▸ **Aim**: Pull every line containing "sort" from the entries.

A block of data:
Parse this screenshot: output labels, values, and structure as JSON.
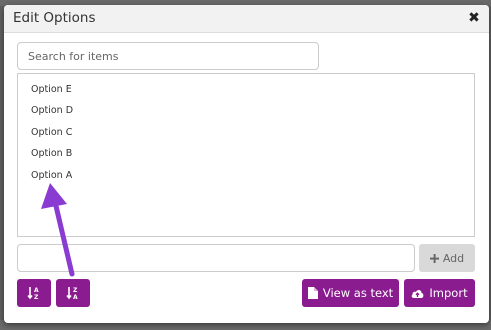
{
  "modal": {
    "title": "Edit Options",
    "close_glyph": "✖"
  },
  "search": {
    "placeholder": "Search for items"
  },
  "options": [
    {
      "label": "Option E"
    },
    {
      "label": "Option D"
    },
    {
      "label": "Option C"
    },
    {
      "label": "Option B"
    },
    {
      "label": "Option A"
    }
  ],
  "new_option": {
    "value": ""
  },
  "buttons": {
    "add_label": "Add",
    "view_as_text_label": "View as text",
    "import_label": "Import"
  },
  "icons": {
    "add": "plus-icon",
    "sort_asc": "sort-alpha-asc-icon",
    "sort_desc": "sort-alpha-desc-icon",
    "view_as_text": "file-icon",
    "import": "cloud-upload-icon"
  },
  "colors": {
    "accent": "#8b1c8f",
    "add_button_bg": "#d9d9d9",
    "annotation_arrow": "#8a3bd1",
    "overlay": "#5f5f5f"
  }
}
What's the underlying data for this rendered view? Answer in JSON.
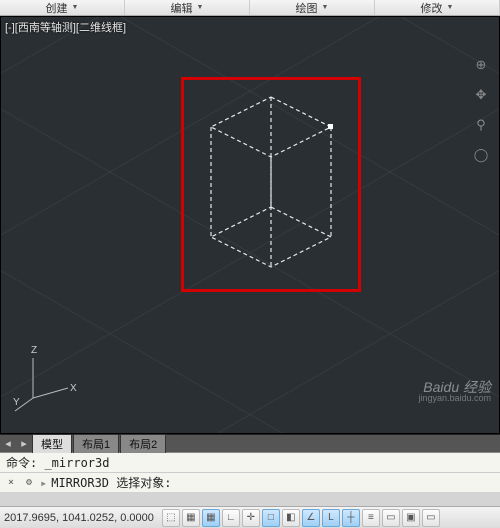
{
  "ribbon": {
    "panels": [
      "创建",
      "编辑",
      "绘图",
      "修改"
    ]
  },
  "viewport": {
    "label": "[-][西南等轴测][二维线框]",
    "ucs": {
      "x": "X",
      "y": "Y",
      "z": "Z"
    }
  },
  "tabs": {
    "items": [
      "模型",
      "布局1",
      "布局2"
    ],
    "active": 0
  },
  "command": {
    "history": "命令:  _mirror3d",
    "prompt_icon": "⨯",
    "prompt": "MIRROR3D 选择对象:"
  },
  "status": {
    "coords": "2017.9695, 1041.0252, 0.0000",
    "buttons": [
      {
        "name": "infer",
        "glyph": "⬚",
        "on": false
      },
      {
        "name": "snap",
        "glyph": "▦",
        "on": false
      },
      {
        "name": "grid",
        "glyph": "▦",
        "on": true
      },
      {
        "name": "ortho",
        "glyph": "∟",
        "on": false
      },
      {
        "name": "polar",
        "glyph": "✛",
        "on": false
      },
      {
        "name": "osnap",
        "glyph": "□",
        "on": true
      },
      {
        "name": "3dosnap",
        "glyph": "◧",
        "on": false
      },
      {
        "name": "otrack",
        "glyph": "∠",
        "on": true
      },
      {
        "name": "ducs",
        "glyph": "L",
        "on": true
      },
      {
        "name": "dyn",
        "glyph": "┼",
        "on": true
      },
      {
        "name": "lwt",
        "glyph": "≡",
        "on": false
      },
      {
        "name": "tpy",
        "glyph": "▭",
        "on": false
      },
      {
        "name": "qp",
        "glyph": "▣",
        "on": false
      },
      {
        "name": "sc",
        "glyph": "▭",
        "on": false
      }
    ]
  },
  "watermark": {
    "brand": "Baidu 经验",
    "url": "jingyan.baidu.com"
  }
}
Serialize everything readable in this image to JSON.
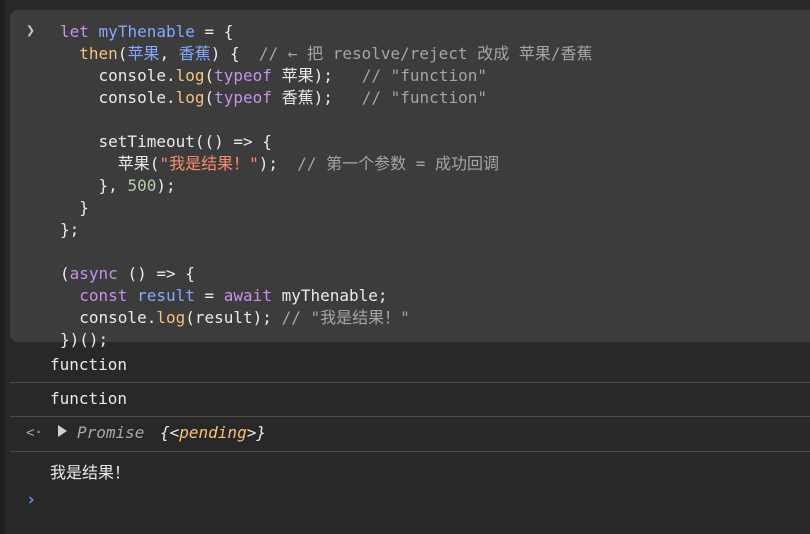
{
  "input": {
    "prompt_glyph": "❯",
    "lines": [
      [
        {
          "t": "let",
          "c": "kw"
        },
        {
          "t": " "
        },
        {
          "t": "myThenable",
          "c": "var"
        },
        {
          "t": " = {"
        }
      ],
      [
        {
          "t": "  "
        },
        {
          "t": "then",
          "c": "fn"
        },
        {
          "t": "("
        },
        {
          "t": "苹果",
          "c": "var"
        },
        {
          "t": ", "
        },
        {
          "t": "香蕉",
          "c": "var"
        },
        {
          "t": ") {  "
        },
        {
          "t": "// ← 把 resolve/reject 改成 苹果/香蕉",
          "c": "cmt"
        }
      ],
      [
        {
          "t": "    console."
        },
        {
          "t": "log",
          "c": "fn"
        },
        {
          "t": "("
        },
        {
          "t": "typeof",
          "c": "kw"
        },
        {
          "t": " 苹果);   "
        },
        {
          "t": "// \"function\"",
          "c": "cmt"
        }
      ],
      [
        {
          "t": "    console."
        },
        {
          "t": "log",
          "c": "fn"
        },
        {
          "t": "("
        },
        {
          "t": "typeof",
          "c": "kw"
        },
        {
          "t": " 香蕉);   "
        },
        {
          "t": "// \"function\"",
          "c": "cmt"
        }
      ],
      [
        {
          "t": ""
        }
      ],
      [
        {
          "t": "    setTimeout(() => {"
        }
      ],
      [
        {
          "t": "      苹果("
        },
        {
          "t": "\"我是结果！\"",
          "c": "str"
        },
        {
          "t": ");  "
        },
        {
          "t": "// 第一个参数 = 成功回调",
          "c": "cmt"
        }
      ],
      [
        {
          "t": "    }, "
        },
        {
          "t": "500",
          "c": "num"
        },
        {
          "t": ");"
        }
      ],
      [
        {
          "t": "  }"
        }
      ],
      [
        {
          "t": "};"
        }
      ],
      [
        {
          "t": ""
        }
      ],
      [
        {
          "t": "("
        },
        {
          "t": "async",
          "c": "kw"
        },
        {
          "t": " () => {"
        }
      ],
      [
        {
          "t": "  "
        },
        {
          "t": "const",
          "c": "kw"
        },
        {
          "t": " "
        },
        {
          "t": "result",
          "c": "var"
        },
        {
          "t": " = "
        },
        {
          "t": "await",
          "c": "kw"
        },
        {
          "t": " myThenable;"
        }
      ],
      [
        {
          "t": "  console."
        },
        {
          "t": "log",
          "c": "fn"
        },
        {
          "t": "(result); "
        },
        {
          "t": "// \"我是结果！\"",
          "c": "cmt"
        }
      ],
      [
        {
          "t": "})();"
        }
      ]
    ]
  },
  "output": {
    "log1": "function",
    "log2": "function",
    "return_glyph": "<·",
    "promise_label": "Promise",
    "promise_state_open": "{<",
    "promise_state": "pending",
    "promise_state_close": ">}",
    "log3": "我是结果！"
  },
  "bottom": {
    "prompt_glyph": "›"
  },
  "colors": {
    "background": "#282828",
    "input_block": "#3c3c3c",
    "keyword": "#c792ea",
    "function": "#f6c37a",
    "variable": "#82aaff",
    "string": "#f78c6c",
    "number": "#b5cea8",
    "comment": "#a5a5a5"
  }
}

▸ **Worked solution**:
    "sort_asc": "sort-alpha-asc-icon",
    "sort_desc": "sort-alpha-desc-icon",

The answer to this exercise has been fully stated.